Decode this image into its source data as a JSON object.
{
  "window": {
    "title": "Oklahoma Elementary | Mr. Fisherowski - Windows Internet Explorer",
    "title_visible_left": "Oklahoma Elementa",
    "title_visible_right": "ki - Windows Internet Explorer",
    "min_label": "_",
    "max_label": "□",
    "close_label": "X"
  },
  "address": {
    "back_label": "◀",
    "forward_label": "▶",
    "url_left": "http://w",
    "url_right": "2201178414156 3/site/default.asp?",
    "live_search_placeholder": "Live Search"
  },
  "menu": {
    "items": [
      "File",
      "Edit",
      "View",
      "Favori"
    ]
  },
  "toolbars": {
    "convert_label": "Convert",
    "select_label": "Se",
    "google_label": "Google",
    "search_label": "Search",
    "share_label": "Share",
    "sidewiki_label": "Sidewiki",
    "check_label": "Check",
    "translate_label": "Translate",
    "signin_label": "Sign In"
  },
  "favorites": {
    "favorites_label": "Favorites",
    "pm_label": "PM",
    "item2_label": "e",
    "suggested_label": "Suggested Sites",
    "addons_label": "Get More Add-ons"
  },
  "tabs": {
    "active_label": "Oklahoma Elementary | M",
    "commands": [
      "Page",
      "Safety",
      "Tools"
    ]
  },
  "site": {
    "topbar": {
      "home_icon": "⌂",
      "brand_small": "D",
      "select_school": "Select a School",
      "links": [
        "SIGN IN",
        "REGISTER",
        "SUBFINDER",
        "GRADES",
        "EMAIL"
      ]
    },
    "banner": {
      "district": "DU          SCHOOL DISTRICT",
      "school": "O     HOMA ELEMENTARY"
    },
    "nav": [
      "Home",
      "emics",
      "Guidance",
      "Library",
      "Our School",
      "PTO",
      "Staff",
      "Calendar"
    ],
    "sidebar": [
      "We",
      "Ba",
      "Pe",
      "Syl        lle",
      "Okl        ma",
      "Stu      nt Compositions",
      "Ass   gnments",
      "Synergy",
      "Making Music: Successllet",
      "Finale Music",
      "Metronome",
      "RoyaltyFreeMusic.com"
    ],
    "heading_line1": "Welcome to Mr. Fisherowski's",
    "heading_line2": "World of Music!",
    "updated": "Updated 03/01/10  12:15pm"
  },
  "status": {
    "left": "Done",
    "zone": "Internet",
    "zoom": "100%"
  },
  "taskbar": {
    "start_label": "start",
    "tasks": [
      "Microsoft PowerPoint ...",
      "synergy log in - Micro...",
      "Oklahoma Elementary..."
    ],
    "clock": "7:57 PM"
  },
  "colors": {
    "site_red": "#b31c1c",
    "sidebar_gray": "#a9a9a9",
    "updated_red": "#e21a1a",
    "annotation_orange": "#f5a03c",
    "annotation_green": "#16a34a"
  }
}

▶ [Exercise instructions]: The records above should be restated word for word, please.

▶ [The solution]:
Decode this image into its source data as a JSON object.
{
  "window": {
    "title": "Oklahoma Elementary | Mr. Fisherowski - Windows Internet Explorer",
    "title_visible_left": "Oklahoma Elementa",
    "title_visible_right": "ki - Windows Internet Explorer",
    "min_label": "_",
    "max_label": "□",
    "close_label": "X"
  },
  "address": {
    "back_label": "◀",
    "forward_label": "▶",
    "url_left": "http://w",
    "url_right": "2201178414156 3/site/default.asp?",
    "live_search_placeholder": "Live Search"
  },
  "menu": {
    "items": [
      "File",
      "Edit",
      "View",
      "Favori"
    ]
  },
  "toolbars": {
    "convert_label": "Convert",
    "select_label": "Se",
    "google_label": "Google",
    "search_label": "Search",
    "share_label": "Share",
    "sidewiki_label": "Sidewiki",
    "check_label": "Check",
    "translate_label": "Translate",
    "signin_label": "Sign In"
  },
  "favorites": {
    "favorites_label": "Favorites",
    "pm_label": "PM",
    "item2_label": "e",
    "suggested_label": "Suggested Sites",
    "addons_label": "Get More Add-ons"
  },
  "tabs": {
    "active_label": "Oklahoma Elementary | M",
    "commands": [
      "Page",
      "Safety",
      "Tools"
    ]
  },
  "site": {
    "topbar": {
      "home_icon": "⌂",
      "brand_small": "D",
      "select_school": "Select a School",
      "links": [
        "SIGN IN",
        "REGISTER",
        "SUBFINDER",
        "GRADES",
        "EMAIL"
      ]
    },
    "banner": {
      "district": "DU          SCHOOL DISTRICT",
      "school": "O     HOMA ELEMENTARY"
    },
    "nav": [
      "Home",
      "emics",
      "Guidance",
      "Library",
      "Our School",
      "PTO",
      "Staff",
      "Calendar"
    ],
    "sidebar": [
      "We",
      "Ba",
      "Pe",
      "Syl        lle",
      "Okl        ma",
      "Stu      nt Compositions",
      "Ass   gnments",
      "Synergy",
      "Making Music: Successllet",
      "Finale Music",
      "Metronome",
      "RoyaltyFreeMusic.com"
    ],
    "heading_line1": "Welcome to Mr. Fisherowski's",
    "heading_line2": "World of Music!",
    "updated": "Updated 03/01/10  12:15pm"
  },
  "status": {
    "left": "Done",
    "zone": "Internet",
    "zoom": "100%"
  },
  "taskbar": {
    "start_label": "start",
    "tasks": [
      "Microsoft PowerPoint ...",
      "synergy log in - Micro...",
      "Oklahoma Elementary..."
    ],
    "clock": "7:57 PM"
  },
  "colors": {
    "site_red": "#b31c1c",
    "sidebar_gray": "#a9a9a9",
    "updated_red": "#e21a1a",
    "annotation_orange": "#f5a03c",
    "annotation_green": "#16a34a"
  }
}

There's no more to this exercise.